-- BEGIN Materials provided --

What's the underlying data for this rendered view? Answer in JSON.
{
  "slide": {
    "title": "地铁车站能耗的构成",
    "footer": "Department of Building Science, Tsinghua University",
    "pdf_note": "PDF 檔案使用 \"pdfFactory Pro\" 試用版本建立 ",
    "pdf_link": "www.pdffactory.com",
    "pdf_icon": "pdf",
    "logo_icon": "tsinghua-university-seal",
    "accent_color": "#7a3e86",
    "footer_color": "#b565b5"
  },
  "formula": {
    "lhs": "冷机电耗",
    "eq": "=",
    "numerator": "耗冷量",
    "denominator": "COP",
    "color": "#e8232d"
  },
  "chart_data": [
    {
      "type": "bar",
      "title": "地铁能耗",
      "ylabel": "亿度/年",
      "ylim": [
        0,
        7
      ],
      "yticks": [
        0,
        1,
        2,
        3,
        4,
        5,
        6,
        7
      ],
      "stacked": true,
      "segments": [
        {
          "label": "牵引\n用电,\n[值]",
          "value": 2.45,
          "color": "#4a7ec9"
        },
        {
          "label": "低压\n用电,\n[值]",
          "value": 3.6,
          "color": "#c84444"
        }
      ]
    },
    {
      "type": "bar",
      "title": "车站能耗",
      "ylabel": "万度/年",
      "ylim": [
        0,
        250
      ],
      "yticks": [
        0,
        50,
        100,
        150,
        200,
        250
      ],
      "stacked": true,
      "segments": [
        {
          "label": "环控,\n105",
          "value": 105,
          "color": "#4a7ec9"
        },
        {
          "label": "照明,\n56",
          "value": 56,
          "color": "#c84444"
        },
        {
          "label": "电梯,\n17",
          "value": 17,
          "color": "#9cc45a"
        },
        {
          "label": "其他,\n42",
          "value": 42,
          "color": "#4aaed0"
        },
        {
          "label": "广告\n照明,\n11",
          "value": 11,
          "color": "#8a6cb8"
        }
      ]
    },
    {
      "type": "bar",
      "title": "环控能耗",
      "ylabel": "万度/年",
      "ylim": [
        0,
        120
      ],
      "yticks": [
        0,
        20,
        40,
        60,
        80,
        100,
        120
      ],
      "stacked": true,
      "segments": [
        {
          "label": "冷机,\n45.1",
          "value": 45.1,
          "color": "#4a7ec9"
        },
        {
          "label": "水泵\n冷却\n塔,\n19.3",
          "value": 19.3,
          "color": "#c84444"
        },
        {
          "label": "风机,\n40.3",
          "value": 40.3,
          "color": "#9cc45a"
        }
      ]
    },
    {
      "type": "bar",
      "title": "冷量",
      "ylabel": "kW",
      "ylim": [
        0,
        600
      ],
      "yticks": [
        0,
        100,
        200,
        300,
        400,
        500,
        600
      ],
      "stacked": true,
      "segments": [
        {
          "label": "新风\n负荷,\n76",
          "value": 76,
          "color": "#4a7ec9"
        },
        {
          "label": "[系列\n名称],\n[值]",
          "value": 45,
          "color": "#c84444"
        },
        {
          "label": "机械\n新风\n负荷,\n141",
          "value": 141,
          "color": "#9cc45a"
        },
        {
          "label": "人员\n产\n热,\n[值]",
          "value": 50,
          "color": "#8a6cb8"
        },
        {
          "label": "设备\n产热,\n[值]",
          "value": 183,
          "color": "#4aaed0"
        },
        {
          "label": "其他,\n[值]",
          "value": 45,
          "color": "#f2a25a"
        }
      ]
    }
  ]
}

-- END Materials provided --

*Do this*
Each record must be repeated exactly as it is.

*Solution for this exercise*
What's the underlying data for this rendered view? Answer in JSON.
{
  "slide": {
    "title": "地铁车站能耗的构成",
    "footer": "Department of Building Science, Tsinghua University",
    "pdf_note": "PDF 檔案使用 \"pdfFactory Pro\" 試用版本建立 ",
    "pdf_link": "www.pdffactory.com",
    "pdf_icon": "pdf",
    "logo_icon": "tsinghua-university-seal",
    "accent_color": "#7a3e86",
    "footer_color": "#b565b5"
  },
  "formula": {
    "lhs": "冷机电耗",
    "eq": "=",
    "numerator": "耗冷量",
    "denominator": "COP",
    "color": "#e8232d"
  },
  "chart_data": [
    {
      "type": "bar",
      "title": "地铁能耗",
      "ylabel": "亿度/年",
      "ylim": [
        0,
        7
      ],
      "yticks": [
        0,
        1,
        2,
        3,
        4,
        5,
        6,
        7
      ],
      "stacked": true,
      "segments": [
        {
          "label": "牵引\n用电,\n[值]",
          "value": 2.45,
          "color": "#4a7ec9"
        },
        {
          "label": "低压\n用电,\n[值]",
          "value": 3.6,
          "color": "#c84444"
        }
      ]
    },
    {
      "type": "bar",
      "title": "车站能耗",
      "ylabel": "万度/年",
      "ylim": [
        0,
        250
      ],
      "yticks": [
        0,
        50,
        100,
        150,
        200,
        250
      ],
      "stacked": true,
      "segments": [
        {
          "label": "环控,\n105",
          "value": 105,
          "color": "#4a7ec9"
        },
        {
          "label": "照明,\n56",
          "value": 56,
          "color": "#c84444"
        },
        {
          "label": "电梯,\n17",
          "value": 17,
          "color": "#9cc45a"
        },
        {
          "label": "其他,\n42",
          "value": 42,
          "color": "#4aaed0"
        },
        {
          "label": "广告\n照明,\n11",
          "value": 11,
          "color": "#8a6cb8"
        }
      ]
    },
    {
      "type": "bar",
      "title": "环控能耗",
      "ylabel": "万度/年",
      "ylim": [
        0,
        120
      ],
      "yticks": [
        0,
        20,
        40,
        60,
        80,
        100,
        120
      ],
      "stacked": true,
      "segments": [
        {
          "label": "冷机,\n45.1",
          "value": 45.1,
          "color": "#4a7ec9"
        },
        {
          "label": "水泵\n冷却\n塔,\n19.3",
          "value": 19.3,
          "color": "#c84444"
        },
        {
          "label": "风机,\n40.3",
          "value": 40.3,
          "color": "#9cc45a"
        }
      ]
    },
    {
      "type": "bar",
      "title": "冷量",
      "ylabel": "kW",
      "ylim": [
        0,
        600
      ],
      "yticks": [
        0,
        100,
        200,
        300,
        400,
        500,
        600
      ],
      "stacked": true,
      "segments": [
        {
          "label": "新风\n负荷,\n76",
          "value": 76,
          "color": "#4a7ec9"
        },
        {
          "label": "[系列\n名称],\n[值]",
          "value": 45,
          "color": "#c84444"
        },
        {
          "label": "机械\n新风\n负荷,\n141",
          "value": 141,
          "color": "#9cc45a"
        },
        {
          "label": "人员\n产\n热,\n[值]",
          "value": 50,
          "color": "#8a6cb8"
        },
        {
          "label": "设备\n产热,\n[值]",
          "value": 183,
          "color": "#4aaed0"
        },
        {
          "label": "其他,\n[值]",
          "value": 45,
          "color": "#f2a25a"
        }
      ]
    }
  ]
}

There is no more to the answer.